Stated goal: Repeat the listing in full. Nothing may be added or left out.
━━━━━ Input for this task
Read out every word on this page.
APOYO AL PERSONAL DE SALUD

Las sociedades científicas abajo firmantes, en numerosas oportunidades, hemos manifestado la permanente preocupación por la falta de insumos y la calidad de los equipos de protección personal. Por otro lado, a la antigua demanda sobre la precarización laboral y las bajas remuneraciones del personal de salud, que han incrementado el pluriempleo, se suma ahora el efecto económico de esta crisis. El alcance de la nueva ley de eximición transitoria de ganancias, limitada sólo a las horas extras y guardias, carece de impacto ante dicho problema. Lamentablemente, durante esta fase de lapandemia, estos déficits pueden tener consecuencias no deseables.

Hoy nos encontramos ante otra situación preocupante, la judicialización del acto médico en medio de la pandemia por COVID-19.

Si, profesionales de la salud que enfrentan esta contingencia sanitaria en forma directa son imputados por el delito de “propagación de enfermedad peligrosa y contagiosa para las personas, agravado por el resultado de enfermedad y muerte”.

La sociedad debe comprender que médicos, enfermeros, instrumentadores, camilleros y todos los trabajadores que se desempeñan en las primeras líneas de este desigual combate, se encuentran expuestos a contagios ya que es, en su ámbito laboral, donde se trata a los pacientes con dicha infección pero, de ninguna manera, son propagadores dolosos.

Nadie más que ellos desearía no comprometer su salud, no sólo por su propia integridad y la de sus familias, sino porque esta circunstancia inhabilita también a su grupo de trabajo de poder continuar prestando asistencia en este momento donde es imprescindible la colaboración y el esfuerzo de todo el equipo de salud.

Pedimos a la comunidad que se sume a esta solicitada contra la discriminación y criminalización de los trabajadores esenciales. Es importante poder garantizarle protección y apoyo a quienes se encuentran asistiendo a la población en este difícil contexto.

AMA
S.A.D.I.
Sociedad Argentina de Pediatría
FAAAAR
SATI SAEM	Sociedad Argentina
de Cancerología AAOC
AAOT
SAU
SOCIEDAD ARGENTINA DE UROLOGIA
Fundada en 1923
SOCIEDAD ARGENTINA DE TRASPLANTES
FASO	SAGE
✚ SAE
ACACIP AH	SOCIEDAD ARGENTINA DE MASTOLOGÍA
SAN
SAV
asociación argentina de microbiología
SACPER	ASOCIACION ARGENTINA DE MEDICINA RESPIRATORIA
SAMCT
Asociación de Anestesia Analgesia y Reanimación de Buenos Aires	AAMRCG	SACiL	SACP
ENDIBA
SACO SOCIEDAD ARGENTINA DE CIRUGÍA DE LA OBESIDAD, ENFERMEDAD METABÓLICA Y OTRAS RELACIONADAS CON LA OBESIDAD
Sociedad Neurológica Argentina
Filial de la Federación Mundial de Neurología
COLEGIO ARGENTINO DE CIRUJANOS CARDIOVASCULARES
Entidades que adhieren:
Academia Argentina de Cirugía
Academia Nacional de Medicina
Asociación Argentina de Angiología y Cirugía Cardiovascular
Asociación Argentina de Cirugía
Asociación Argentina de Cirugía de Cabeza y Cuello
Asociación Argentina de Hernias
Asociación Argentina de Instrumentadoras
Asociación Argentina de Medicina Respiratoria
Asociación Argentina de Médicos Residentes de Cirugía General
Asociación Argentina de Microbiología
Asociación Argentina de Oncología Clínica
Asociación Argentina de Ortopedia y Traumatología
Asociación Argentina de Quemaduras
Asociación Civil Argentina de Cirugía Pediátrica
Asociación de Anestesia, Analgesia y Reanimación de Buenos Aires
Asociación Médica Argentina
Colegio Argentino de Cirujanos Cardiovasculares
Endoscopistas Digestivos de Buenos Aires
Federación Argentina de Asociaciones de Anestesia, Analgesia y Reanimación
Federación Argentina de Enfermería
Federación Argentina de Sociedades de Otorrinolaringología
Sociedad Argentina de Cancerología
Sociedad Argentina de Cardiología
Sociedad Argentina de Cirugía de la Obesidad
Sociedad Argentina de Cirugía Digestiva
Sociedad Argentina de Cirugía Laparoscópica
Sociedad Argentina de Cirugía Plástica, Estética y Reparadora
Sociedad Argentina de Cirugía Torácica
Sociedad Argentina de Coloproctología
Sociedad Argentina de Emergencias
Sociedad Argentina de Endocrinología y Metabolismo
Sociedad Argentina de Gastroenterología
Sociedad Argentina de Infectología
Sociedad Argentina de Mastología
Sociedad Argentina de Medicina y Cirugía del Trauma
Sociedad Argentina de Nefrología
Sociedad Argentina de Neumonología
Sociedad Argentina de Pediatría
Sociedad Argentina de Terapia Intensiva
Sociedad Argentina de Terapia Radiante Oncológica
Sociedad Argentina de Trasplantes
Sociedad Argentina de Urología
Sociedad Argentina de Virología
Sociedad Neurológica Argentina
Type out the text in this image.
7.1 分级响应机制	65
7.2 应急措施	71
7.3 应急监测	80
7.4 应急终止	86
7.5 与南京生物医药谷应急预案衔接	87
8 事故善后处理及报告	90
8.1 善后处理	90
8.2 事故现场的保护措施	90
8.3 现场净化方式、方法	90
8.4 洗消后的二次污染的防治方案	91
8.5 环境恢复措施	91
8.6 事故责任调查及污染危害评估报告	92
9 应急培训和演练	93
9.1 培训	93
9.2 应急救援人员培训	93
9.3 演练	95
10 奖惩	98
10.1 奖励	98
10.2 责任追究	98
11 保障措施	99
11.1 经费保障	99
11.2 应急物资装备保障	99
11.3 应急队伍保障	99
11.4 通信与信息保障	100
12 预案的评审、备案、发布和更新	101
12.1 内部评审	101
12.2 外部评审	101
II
━━━━━━━━━━
Task output:
Read out every word on this page.
APOYO AL PERSONAL DE SALUD

Las sociedades científicas abajo firmantes, en numerosas oportunidades, hemos manifestado la permanente preocupación por la falta de insumos y la calidad de los equipos de protección personal. Por otro lado, a la antigua demanda sobre la precarización laboral y las bajas remuneraciones del personal de salud, que han incrementado el pluriempleo, se suma ahora el efecto económico de esta crisis. El alcance de la nueva ley de eximición transitoria de ganancias, limitada sólo a las horas extras y guardias, carece de impacto ante dicho problema. Lamentablemente, durante esta fase de lapandemia, estos déficits pueden tener consecuencias no deseables.

Hoy nos encontramos ante otra situación preocupante, la judicialización del acto médico en medio de la pandemia por COVID-19.

Si, profesionales de la salud que enfrentan esta contingencia sanitaria en forma directa son imputados por el delito de “propagación de enfermedad peligrosa y contagiosa para las personas, agravado por el resultado de enfermedad y muerte”.

La sociedad debe comprender que médicos, enfermeros, instrumentadores, camilleros y todos los trabajadores que se desempeñan en las primeras líneas de este desigual combate, se encuentran expuestos a contagios ya que es, en su ámbito laboral, donde se trata a los pacientes con dicha infección pero, de ninguna manera, son propagadores dolosos.

Nadie más que ellos desearía no comprometer su salud, no sólo por su propia integridad y la de sus familias, sino porque esta circunstancia inhabilita también a su grupo de trabajo de poder continuar prestando asistencia en este momento donde es imprescindible la colaboración y el esfuerzo de todo el equipo de salud.

Pedimos a la comunidad que se sume a esta solicitada contra la discriminación y criminalización de los trabajadores esenciales. Es importante poder garantizarle protección y apoyo a quienes se encuentran asistiendo a la población en este difícil contexto.

AMA
S.A.D.I.
Sociedad Argentina de Pediatría
FAAAAR
SATI SAEM	Sociedad Argentina
de Cancerología AAOC
AAOT
SAU
SOCIEDAD ARGENTINA DE UROLOGIA
Fundada en 1923
SOCIEDAD ARGENTINA DE TRASPLANTES
FASO	SAGE
✚ SAE
ACACIP AH	SOCIEDAD ARGENTINA DE MASTOLOGÍA
SAN
SAV
asociación argentina de microbiología
SACPER	ASOCIACION ARGENTINA DE MEDICINA RESPIRATORIA
SAMCT
Asociación de Anestesia Analgesia y Reanimación de Buenos Aires	AAMRCG	SACiL	SACP
ENDIBA
SACO SOCIEDAD ARGENTINA DE CIRUGÍA DE LA OBESIDAD, ENFERMEDAD METABÓLICA Y OTRAS RELACIONADAS CON LA OBESIDAD
Sociedad Neurológica Argentina
Filial de la Federación Mundial de Neurología
COLEGIO ARGENTINO DE CIRUJANOS CARDIOVASCULARES
Entidades que adhieren:
Academia Argentina de Cirugía
Academia Nacional de Medicina
Asociación Argentina de Angiología y Cirugía Cardiovascular
Asociación Argentina de Cirugía
Asociación Argentina de Cirugía de Cabeza y Cuello
Asociación Argentina de Hernias
Asociación Argentina de Instrumentadoras
Asociación Argentina de Medicina Respiratoria
Asociación Argentina de Médicos Residentes de Cirugía General
Asociación Argentina de Microbiología
Asociación Argentina de Oncología Clínica
Asociación Argentina de Ortopedia y Traumatología
Asociación Argentina de Quemaduras
Asociación Civil Argentina de Cirugía Pediátrica
Asociación de Anestesia, Analgesia y Reanimación de Buenos Aires
Asociación Médica Argentina
Colegio Argentino de Cirujanos Cardiovasculares
Endoscopistas Digestivos de Buenos Aires
Federación Argentina de Asociaciones de Anestesia, Analgesia y Reanimación
Federación Argentina de Enfermería
Federación Argentina de Sociedades de Otorrinolaringología
Sociedad Argentina de Cancerología
Sociedad Argentina de Cardiología
Sociedad Argentina de Cirugía de la Obesidad
Sociedad Argentina de Cirugía Digestiva
Sociedad Argentina de Cirugía Laparoscópica
Sociedad Argentina de Cirugía Plástica, Estética y Reparadora
Sociedad Argentina de Cirugía Torácica
Sociedad Argentina de Coloproctología
Sociedad Argentina de Emergencias
Sociedad Argentina de Endocrinología y Metabolismo
Sociedad Argentina de Gastroenterología
Sociedad Argentina de Infectología
Sociedad Argentina de Mastología
Sociedad Argentina de Medicina y Cirugía del Trauma
Sociedad Argentina de Nefrología
Sociedad Argentina de Neumonología
Sociedad Argentina de Pediatría
Sociedad Argentina de Terapia Intensiva
Sociedad Argentina de Terapia Radiante Oncológica
Sociedad Argentina de Trasplantes
Sociedad Argentina de Urología
Sociedad Argentina de Virología
Sociedad Neurológica Argentina
Type out the text in this image.
7.1 分级响应机制	65
7.2 应急措施	71
7.3 应急监测	80
7.4 应急终止	86
7.5 与南京生物医药谷应急预案衔接	87
8 事故善后处理及报告	90
8.1 善后处理	90
8.2 事故现场的保护措施	90
8.3 现场净化方式、方法	90
8.4 洗消后的二次污染的防治方案	91
8.5 环境恢复措施	91
8.6 事故责任调查及污染危害评估报告	92
9 应急培训和演练	93
9.1 培训	93
9.2 应急救援人员培训	93
9.3 演练	95
10 奖惩	98
10.1 奖励	98
10.2 责任追究	98
11 保障措施	99
11.1 经费保障	99
11.2 应急物资装备保障	99
11.3 应急队伍保障	99
11.4 通信与信息保障	100
12 预案的评审、备案、发布和更新	101
12.1 内部评审	101
12.2 外部评审	101
II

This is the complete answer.